(Rows from a dataset)

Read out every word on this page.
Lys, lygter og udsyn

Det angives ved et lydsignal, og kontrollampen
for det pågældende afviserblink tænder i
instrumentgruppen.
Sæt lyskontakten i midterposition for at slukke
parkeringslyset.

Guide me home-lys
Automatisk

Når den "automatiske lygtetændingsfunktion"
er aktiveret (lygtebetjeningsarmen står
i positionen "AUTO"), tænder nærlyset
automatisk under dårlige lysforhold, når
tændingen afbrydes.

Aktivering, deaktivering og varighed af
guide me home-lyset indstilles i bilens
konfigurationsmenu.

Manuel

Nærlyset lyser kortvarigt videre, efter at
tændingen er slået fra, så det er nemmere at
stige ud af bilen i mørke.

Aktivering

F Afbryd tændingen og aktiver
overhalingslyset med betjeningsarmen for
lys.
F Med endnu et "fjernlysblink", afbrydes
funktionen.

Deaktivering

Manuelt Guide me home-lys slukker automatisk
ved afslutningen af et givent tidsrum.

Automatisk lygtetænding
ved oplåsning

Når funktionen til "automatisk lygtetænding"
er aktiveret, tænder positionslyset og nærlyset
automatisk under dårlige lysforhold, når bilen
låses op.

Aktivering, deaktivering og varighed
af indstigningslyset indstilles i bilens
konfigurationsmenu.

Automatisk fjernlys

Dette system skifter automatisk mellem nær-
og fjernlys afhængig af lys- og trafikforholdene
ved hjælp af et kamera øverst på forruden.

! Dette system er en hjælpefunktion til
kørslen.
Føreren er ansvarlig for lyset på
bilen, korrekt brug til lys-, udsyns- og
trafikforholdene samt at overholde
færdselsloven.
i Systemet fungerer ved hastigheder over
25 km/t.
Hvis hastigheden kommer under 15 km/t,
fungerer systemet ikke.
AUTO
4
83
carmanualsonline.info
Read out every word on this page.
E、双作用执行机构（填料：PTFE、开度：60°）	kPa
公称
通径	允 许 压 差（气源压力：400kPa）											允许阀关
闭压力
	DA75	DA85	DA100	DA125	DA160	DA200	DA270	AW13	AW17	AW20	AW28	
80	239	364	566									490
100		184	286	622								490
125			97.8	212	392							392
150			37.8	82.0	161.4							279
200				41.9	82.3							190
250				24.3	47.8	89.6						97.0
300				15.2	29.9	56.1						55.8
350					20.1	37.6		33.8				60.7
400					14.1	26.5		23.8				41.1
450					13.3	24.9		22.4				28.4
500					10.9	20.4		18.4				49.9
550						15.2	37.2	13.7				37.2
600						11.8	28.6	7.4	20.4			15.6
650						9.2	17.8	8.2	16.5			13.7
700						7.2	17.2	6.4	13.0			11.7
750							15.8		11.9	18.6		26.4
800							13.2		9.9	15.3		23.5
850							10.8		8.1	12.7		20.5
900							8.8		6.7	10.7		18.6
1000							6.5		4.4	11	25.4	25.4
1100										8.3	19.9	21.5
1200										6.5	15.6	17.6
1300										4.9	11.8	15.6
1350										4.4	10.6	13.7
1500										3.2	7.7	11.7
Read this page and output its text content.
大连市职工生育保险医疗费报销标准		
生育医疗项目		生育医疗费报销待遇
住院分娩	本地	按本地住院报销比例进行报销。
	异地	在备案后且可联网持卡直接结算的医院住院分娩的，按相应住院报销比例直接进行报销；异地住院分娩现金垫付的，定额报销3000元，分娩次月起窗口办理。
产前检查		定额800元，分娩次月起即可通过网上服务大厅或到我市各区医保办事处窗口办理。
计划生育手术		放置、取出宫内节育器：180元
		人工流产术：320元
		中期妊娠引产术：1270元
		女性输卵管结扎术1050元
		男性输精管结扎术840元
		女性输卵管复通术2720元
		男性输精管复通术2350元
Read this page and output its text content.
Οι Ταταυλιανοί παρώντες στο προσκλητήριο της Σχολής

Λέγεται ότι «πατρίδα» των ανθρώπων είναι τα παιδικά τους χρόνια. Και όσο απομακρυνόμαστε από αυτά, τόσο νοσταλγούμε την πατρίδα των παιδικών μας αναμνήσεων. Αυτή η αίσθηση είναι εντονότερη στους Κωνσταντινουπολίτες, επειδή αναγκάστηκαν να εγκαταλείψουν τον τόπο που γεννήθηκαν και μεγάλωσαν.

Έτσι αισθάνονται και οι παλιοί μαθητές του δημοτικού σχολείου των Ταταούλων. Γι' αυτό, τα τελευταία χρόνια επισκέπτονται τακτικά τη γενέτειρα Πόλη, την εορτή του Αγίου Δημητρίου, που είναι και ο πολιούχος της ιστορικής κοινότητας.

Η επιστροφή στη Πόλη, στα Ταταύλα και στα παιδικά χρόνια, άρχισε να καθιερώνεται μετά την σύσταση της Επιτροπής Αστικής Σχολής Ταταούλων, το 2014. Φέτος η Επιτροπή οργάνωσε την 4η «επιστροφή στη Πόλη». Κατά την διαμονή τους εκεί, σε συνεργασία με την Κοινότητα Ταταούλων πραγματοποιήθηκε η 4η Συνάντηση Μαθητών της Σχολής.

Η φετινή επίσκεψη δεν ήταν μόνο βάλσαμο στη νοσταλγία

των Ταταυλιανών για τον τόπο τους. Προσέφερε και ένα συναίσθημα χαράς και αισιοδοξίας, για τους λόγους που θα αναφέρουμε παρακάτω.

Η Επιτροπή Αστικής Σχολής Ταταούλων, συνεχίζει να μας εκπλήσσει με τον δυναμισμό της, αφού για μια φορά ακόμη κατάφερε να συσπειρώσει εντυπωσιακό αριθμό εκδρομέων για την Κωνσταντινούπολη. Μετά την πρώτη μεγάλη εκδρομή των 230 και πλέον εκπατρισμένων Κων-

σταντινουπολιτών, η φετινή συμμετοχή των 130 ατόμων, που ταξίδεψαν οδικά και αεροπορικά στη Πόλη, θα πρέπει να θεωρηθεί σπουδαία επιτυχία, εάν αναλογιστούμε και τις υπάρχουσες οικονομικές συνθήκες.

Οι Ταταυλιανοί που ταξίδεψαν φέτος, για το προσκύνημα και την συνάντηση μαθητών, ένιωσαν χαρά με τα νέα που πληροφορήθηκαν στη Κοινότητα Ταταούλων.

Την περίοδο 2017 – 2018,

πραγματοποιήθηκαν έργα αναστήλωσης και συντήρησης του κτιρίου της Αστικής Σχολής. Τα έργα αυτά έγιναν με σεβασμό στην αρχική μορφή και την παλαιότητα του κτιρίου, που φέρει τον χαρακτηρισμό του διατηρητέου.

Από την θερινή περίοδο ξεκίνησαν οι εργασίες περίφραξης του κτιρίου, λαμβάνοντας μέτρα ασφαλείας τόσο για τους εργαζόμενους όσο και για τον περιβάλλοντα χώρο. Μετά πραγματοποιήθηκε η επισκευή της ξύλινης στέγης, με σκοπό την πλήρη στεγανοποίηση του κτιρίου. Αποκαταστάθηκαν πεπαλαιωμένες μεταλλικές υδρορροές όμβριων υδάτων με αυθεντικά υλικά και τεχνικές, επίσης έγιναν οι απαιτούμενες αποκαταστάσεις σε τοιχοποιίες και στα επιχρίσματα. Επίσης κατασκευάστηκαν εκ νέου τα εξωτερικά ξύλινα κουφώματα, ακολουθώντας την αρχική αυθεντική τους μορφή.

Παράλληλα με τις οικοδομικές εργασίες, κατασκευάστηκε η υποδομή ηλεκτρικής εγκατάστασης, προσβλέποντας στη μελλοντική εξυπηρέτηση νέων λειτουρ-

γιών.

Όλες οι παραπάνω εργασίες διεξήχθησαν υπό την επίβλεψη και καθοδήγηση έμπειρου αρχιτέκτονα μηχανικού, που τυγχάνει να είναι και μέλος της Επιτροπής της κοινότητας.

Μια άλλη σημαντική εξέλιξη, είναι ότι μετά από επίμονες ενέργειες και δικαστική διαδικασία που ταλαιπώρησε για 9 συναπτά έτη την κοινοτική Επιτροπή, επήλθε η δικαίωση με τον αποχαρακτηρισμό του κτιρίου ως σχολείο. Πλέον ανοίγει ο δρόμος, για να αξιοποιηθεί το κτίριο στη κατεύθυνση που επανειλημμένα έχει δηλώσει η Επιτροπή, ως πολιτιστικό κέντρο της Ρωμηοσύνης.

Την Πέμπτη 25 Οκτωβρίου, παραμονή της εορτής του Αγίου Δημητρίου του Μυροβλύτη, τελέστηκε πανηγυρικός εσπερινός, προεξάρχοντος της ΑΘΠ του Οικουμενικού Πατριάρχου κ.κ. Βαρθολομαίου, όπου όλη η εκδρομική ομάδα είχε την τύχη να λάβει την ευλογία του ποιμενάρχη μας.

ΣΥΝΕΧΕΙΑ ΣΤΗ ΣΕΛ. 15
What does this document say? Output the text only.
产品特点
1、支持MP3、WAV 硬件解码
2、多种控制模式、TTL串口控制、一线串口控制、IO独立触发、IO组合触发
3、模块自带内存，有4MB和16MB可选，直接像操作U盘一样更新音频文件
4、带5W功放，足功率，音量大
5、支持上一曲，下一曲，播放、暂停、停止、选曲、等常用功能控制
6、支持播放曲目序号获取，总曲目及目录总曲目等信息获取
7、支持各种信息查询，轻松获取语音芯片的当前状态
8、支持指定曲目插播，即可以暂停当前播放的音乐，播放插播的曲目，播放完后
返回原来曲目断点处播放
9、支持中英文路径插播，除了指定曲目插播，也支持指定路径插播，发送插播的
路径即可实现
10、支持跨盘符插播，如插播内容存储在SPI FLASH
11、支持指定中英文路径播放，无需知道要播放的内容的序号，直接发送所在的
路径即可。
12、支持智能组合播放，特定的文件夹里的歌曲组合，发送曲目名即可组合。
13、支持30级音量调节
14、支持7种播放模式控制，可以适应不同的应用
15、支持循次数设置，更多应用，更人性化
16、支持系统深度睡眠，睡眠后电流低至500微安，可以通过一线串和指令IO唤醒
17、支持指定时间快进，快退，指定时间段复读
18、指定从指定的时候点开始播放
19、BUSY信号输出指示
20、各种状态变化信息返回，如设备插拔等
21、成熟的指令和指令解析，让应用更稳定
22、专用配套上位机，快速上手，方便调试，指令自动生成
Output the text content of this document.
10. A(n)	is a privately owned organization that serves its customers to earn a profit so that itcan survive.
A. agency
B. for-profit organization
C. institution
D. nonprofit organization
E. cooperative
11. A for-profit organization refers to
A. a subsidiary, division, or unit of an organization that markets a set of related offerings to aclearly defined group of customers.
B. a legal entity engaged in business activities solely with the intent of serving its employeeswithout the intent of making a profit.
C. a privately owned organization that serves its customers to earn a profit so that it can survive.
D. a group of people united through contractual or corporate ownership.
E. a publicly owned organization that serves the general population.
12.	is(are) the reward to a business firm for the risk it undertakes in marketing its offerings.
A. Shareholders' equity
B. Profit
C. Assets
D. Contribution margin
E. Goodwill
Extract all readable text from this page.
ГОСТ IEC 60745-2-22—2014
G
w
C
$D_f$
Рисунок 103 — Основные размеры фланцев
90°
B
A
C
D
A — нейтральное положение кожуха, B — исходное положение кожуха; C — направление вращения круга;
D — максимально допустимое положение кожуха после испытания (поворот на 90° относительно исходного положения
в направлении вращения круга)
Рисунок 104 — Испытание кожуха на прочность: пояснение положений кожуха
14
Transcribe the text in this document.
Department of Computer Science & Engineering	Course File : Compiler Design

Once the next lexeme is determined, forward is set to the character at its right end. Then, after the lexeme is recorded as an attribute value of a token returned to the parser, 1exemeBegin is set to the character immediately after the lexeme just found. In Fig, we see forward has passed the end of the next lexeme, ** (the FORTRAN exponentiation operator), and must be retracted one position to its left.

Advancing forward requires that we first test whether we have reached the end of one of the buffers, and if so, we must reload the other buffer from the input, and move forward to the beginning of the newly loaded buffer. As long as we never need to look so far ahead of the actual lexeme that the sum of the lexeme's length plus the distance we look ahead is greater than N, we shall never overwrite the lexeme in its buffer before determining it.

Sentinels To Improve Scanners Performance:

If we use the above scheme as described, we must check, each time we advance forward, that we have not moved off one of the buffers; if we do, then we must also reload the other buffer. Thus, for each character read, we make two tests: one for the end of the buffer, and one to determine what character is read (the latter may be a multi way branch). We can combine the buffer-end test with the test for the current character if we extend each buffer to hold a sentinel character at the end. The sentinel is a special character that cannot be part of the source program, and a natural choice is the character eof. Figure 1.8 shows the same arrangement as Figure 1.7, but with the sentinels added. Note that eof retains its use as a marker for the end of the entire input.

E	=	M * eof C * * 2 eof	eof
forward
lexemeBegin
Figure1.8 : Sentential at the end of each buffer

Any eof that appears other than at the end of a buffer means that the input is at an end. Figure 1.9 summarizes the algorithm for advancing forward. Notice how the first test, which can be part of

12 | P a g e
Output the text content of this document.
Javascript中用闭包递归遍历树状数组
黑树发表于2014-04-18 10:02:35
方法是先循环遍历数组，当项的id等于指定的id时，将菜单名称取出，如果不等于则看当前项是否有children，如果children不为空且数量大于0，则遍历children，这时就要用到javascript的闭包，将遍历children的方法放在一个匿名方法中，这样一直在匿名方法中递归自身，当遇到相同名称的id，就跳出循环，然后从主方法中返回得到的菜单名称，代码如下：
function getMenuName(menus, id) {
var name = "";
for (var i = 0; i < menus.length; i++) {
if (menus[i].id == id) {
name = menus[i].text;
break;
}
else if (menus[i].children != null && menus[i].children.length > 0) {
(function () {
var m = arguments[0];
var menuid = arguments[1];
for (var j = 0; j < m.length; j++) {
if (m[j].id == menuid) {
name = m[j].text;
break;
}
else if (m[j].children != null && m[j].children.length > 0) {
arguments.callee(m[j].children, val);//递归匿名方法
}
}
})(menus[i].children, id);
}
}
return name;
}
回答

_SHORT TASK_.
Extract each line from the listing that holds the word "funktionen".

_REPLY_.
funktionen.
Når funktionen til "automatisk lygtetænding"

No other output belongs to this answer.